(Records excerpted from a collection)
━━━

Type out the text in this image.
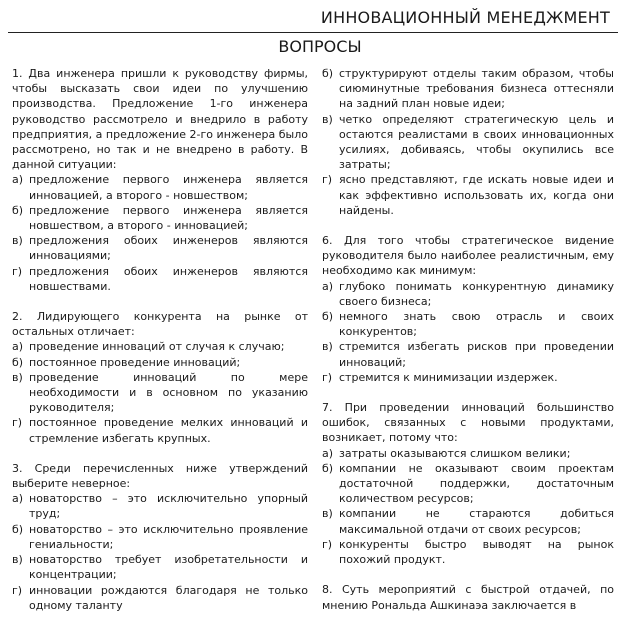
ИННОВАЦИОННЫЙ МЕНЕДЖМЕНТ
ВОПРОСЫ
1. Два инженера пришли к руководству фирмы, чтобы высказать свои идеи по улучшению производства. Предложение 1-го инженера руководство рассмотрело и внедрило в работу предприятия, а предложение 2-го инженера было рассмотрено, но так и не внедрено в работу. В данной ситуации:
а) предложение первого инженера является инновацией, а второго - новшеством;
б) предложение первого инженера является новшеством, а второго - инновацией;
в) предложения обоих инженеров являются инновациями;
г) предложения обоих инженеров являются новшествами.
2. Лидирующего конкурента на рынке от остальных отличает:
а) проведение инноваций от случая к случаю;
б) постоянное проведение инноваций;
в) проведение инноваций по мере необходимости и в основном по указанию руководителя;
г) постоянное проведение мелких инноваций и стремление избегать крупных.
3. Среди перечисленных ниже утверждений выберите неверное:
а) новаторство – это исключительно упорный труд;
б) новаторство – это исключительно проявление гениальности;
в) новаторство требует изобретательности и концентрации;
г) инновации рождаются благодаря не только одному таланту
б) структурируют отделы таким образом, чтобы сиюминутные требования бизнеса оттесняли на задний план новые идеи;
в) четко определяют стратегическую цель и остаются реалистами в своих инновационных усилиях, добиваясь, чтобы окупились все затраты;
г) ясно представляют, где искать новые идеи и как эффективно использовать их, когда они найдены.
6. Для того чтобы стратегическое видение руководителя было наиболее реалистичным, ему необходимо как минимум:
а) глубоко понимать конкурентную динамику своего бизнеса;
б) немного знать свою отрасль и своих конкурентов;
в) стремится избегать рисков при проведении инноваций;
г) стремится к минимизации издержек.
7. При проведении инноваций большинство ошибок, связанных с новыми продуктами, возникает, потому что:
а) затраты оказываются слишком велики;
б) компании не оказывают своим проектам достаточной поддержки, достаточным количеством ресурсов;
в) компании не стараются добиться максимальной отдачи от своих ресурсов;
г) конкуренты быстро выводят на рынок похожий продукт.
8. Суть мероприятий с быстрой отдачей, по мнению Рональда Ашкинаэа заключается в
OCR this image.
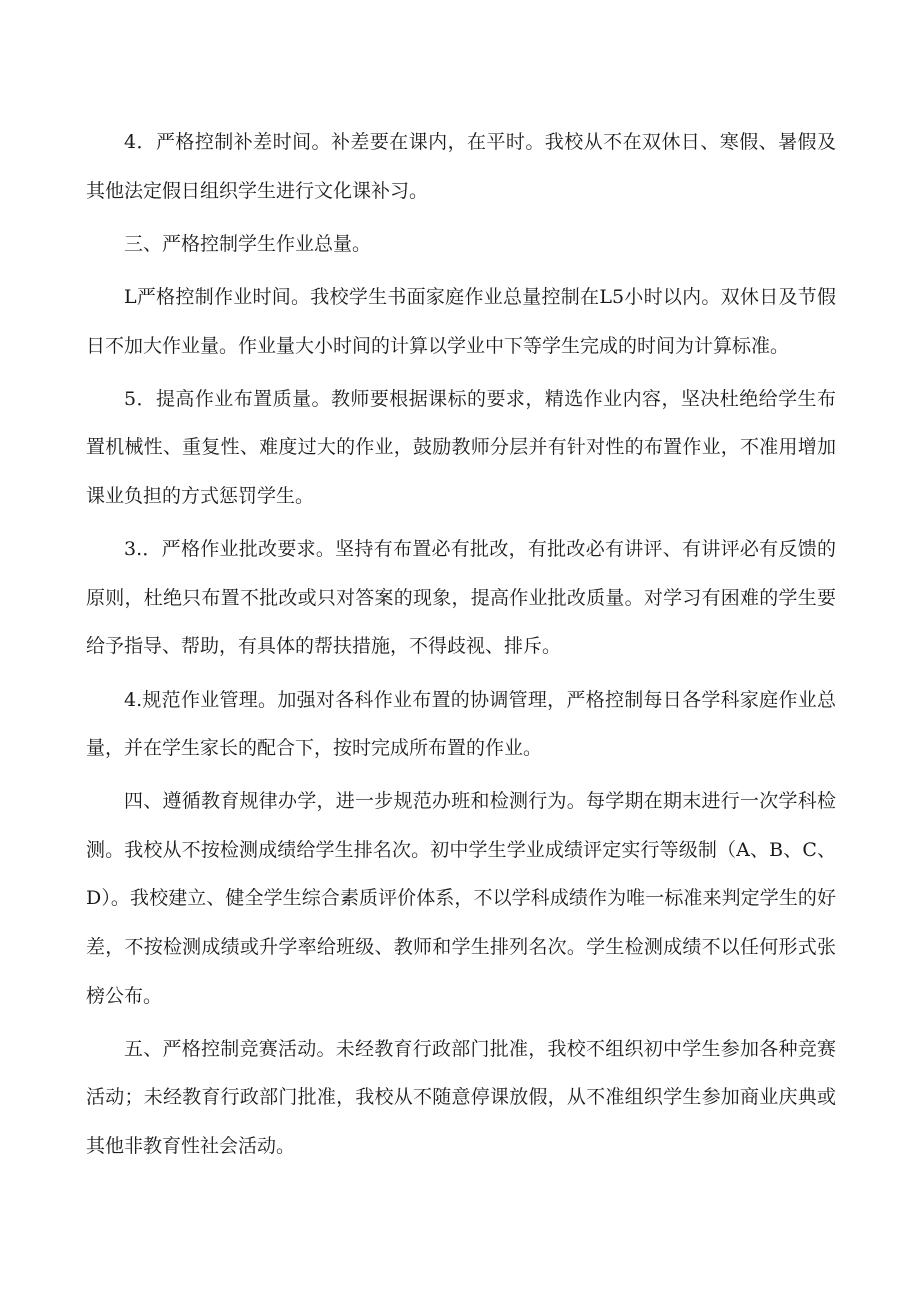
4．严格控制补差时间。补差要在课内，在平时。我校从不在双休日、寒假、暑假及其他法定假日组织学生进行文化课补习。

三、严格控制学生作业总量。

L严格控制作业时间。我校学生书面家庭作业总量控制在L5小时以内。双休日及节假日不加大作业量。作业量大小时间的计算以学业中下等学生完成的时间为计算标准。

5．提高作业布置质量。教师要根据课标的要求，精选作业内容，坚决杜绝给学生布置机械性、重复性、难度过大的作业，鼓励教师分层并有针对性的布置作业，不准用增加课业负担的方式惩罚学生。

3.．严格作业批改要求。坚持有布置必有批改，有批改必有讲评、有讲评必有反馈的原则，杜绝只布置不批改或只对答案的现象，提高作业批改质量。对学习有困难的学生要给予指导、帮助，有具体的帮扶措施，不得歧视、排斥。

4.规范作业管理。加强对各科作业布置的协调管理，严格控制每日各学科家庭作业总量，并在学生家长的配合下，按时完成所布置的作业。

四、遵循教育规律办学，进一步规范办班和检测行为。每学期在期末进行一次学科检测。我校从不按检测成绩给学生排名次。初中学生学业成绩评定实行等级制（A、B、C、D）。我校建立、健全学生综合素质评价体系，不以学科成绩作为唯一标准来判定学生的好差，不按检测成绩或升学率给班级、教师和学生排列名次。学生检测成绩不以任何形式张榜公布。

五、严格控制竞赛活动。未经教育行政部门批准，我校不组织初中学生参加各种竞赛活动；未经教育行政部门批准，我校从不随意停课放假，从不准组织学生参加商业庆典或其他非教育性社会活动。
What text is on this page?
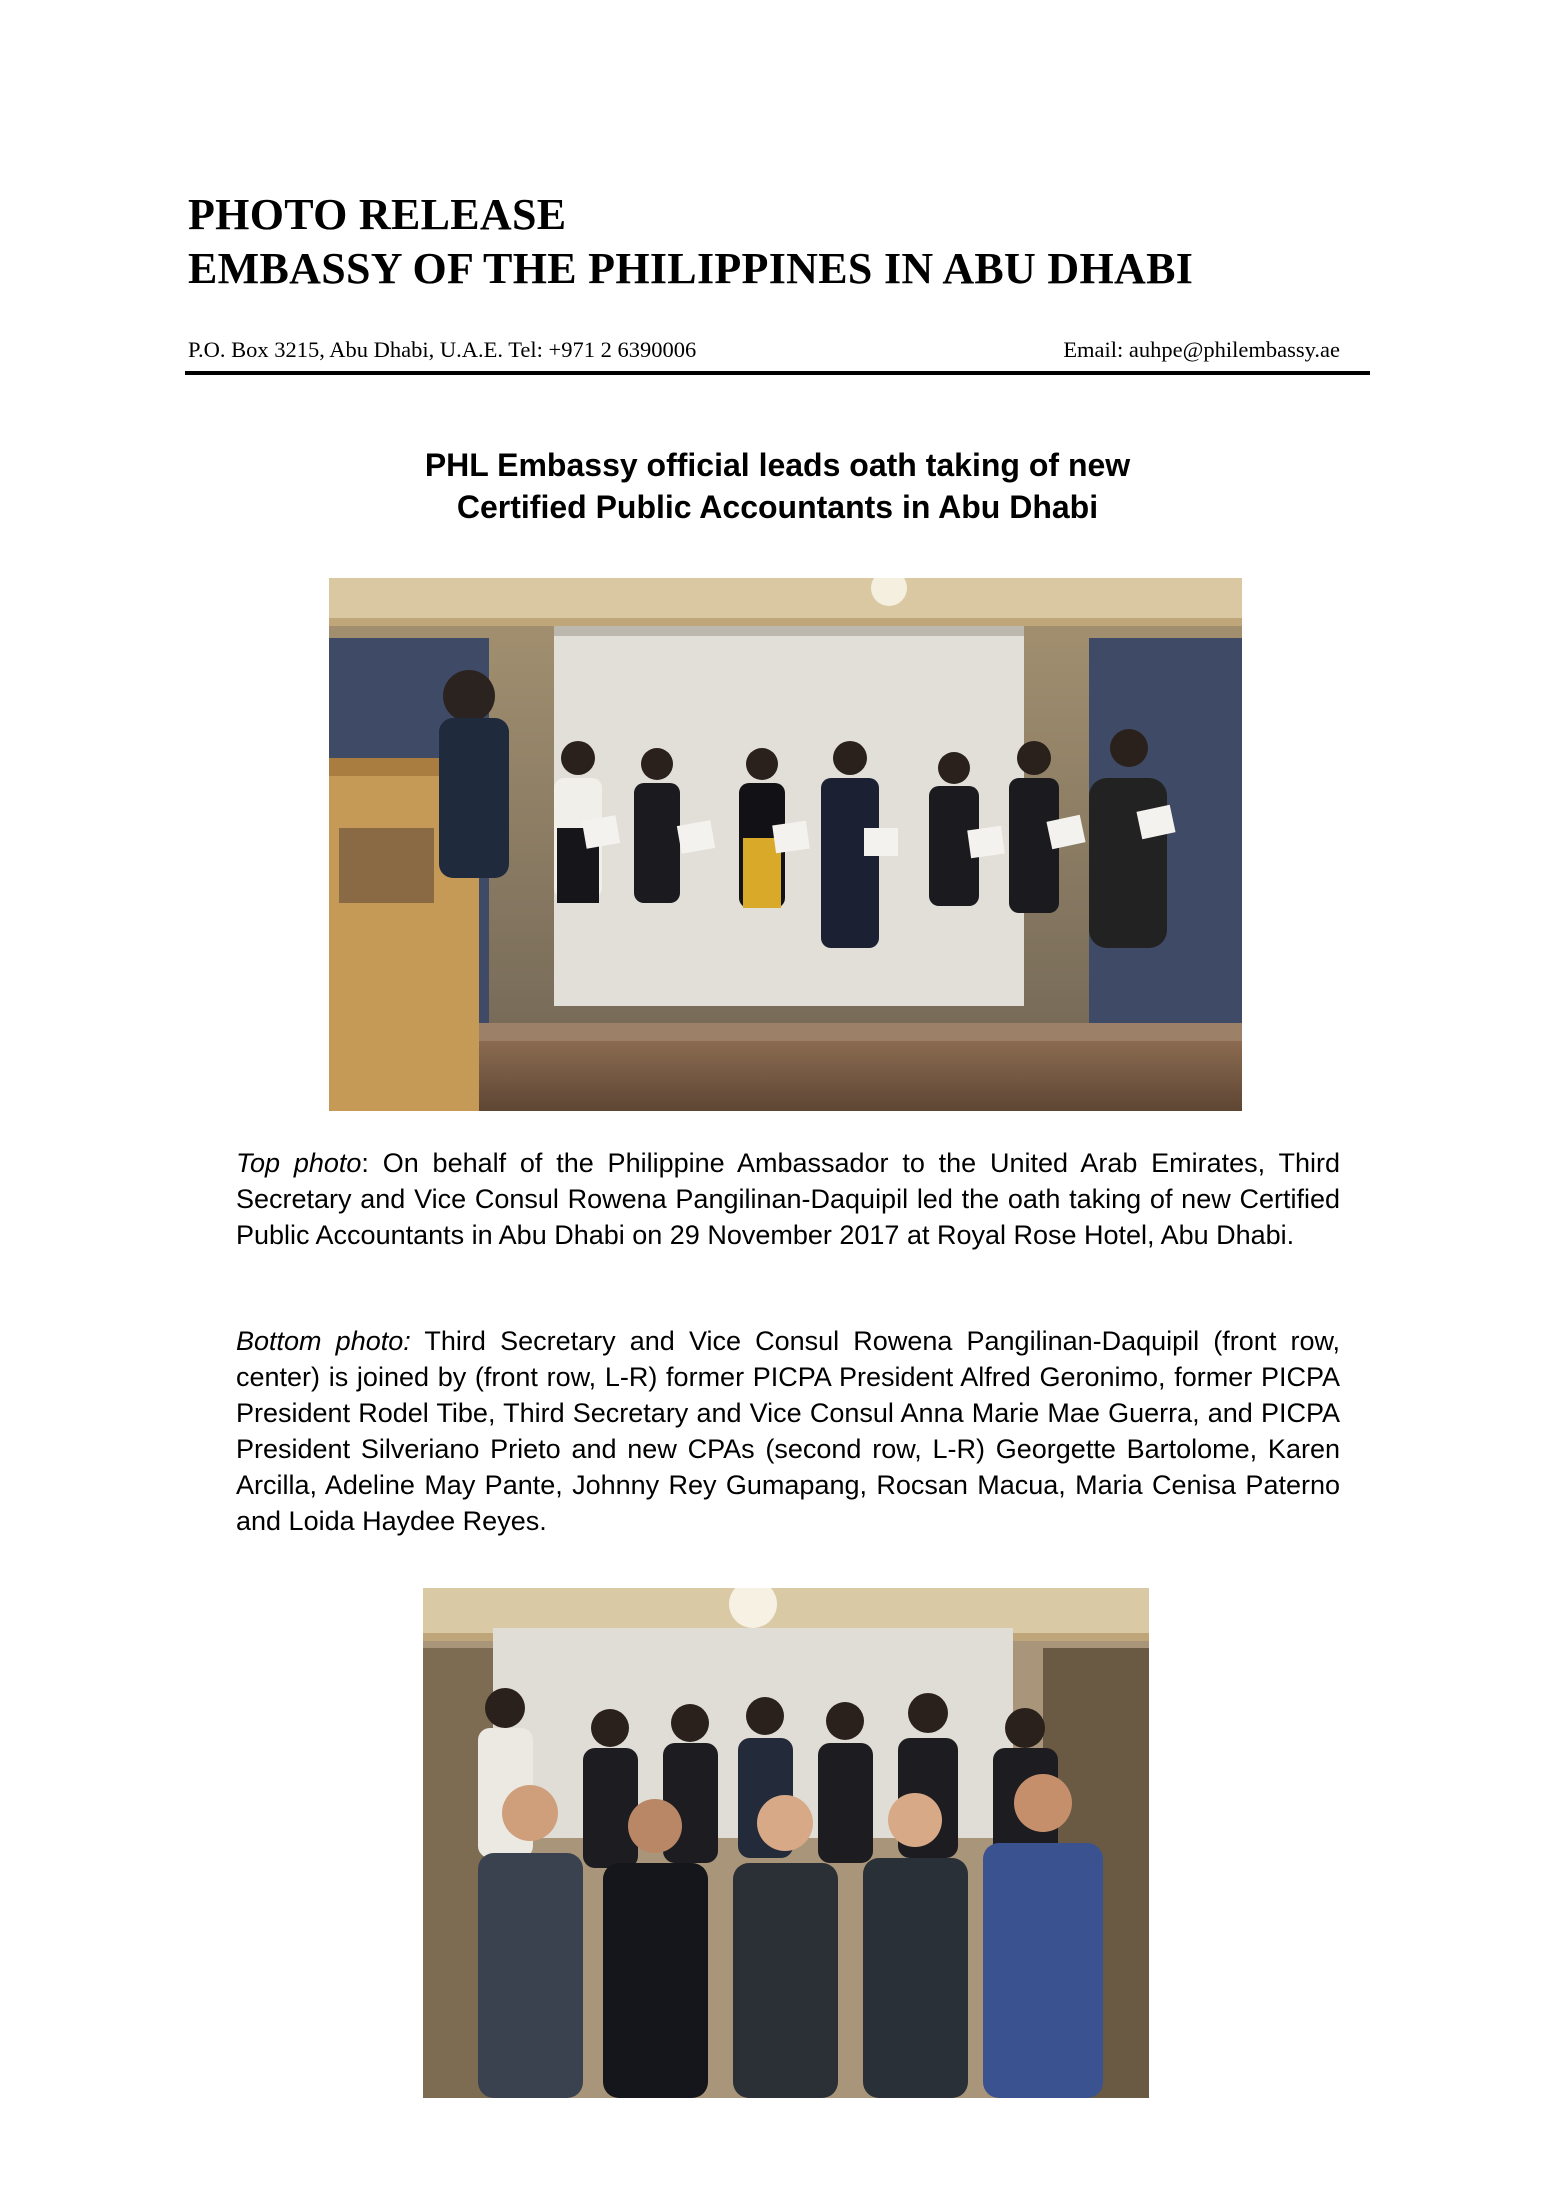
PHOTO RELEASE
EMBASSY OF THE PHILIPPINES IN ABU DHABI
P.O. Box 3215, Abu Dhabi, U.A.E. Tel: +971 2 6390006	Email: auhpe@philembassy.ae
PHL Embassy official leads oath taking of new
Certified Public Accountants in Abu Dhabi
Top photo: On behalf of the Philippine Ambassador to the United Arab Emirates, Third Secretary and Vice Consul Rowena Pangilinan-Daquipil led the oath taking of new Certified Public Accountants in Abu Dhabi on 29 November 2017 at Royal Rose Hotel, Abu Dhabi.
Bottom photo: Third Secretary and Vice Consul Rowena Pangilinan-Daquipil (front row, center) is joined by (front row, L-R) former PICPA President Alfred Geronimo, former PICPA President Rodel Tibe, Third Secretary and Vice Consul Anna Marie Mae Guerra, and PICPA President Silveriano Prieto and new CPAs (second row, L-R) Georgette Bartolome, Karen Arcilla, Adeline May Pante, Johnny Rey Gumapang, Rocsan Macua, Maria Cenisa Paterno and Loida Haydee Reyes.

━━━

Aim of the exercise:
Copy all the lines above that hold the string "второго".

Answer in full:
а) предложение первого инженера является инновацией, а второго - новшеством;
б) предложение первого инженера является новшеством, а второго - инновацией;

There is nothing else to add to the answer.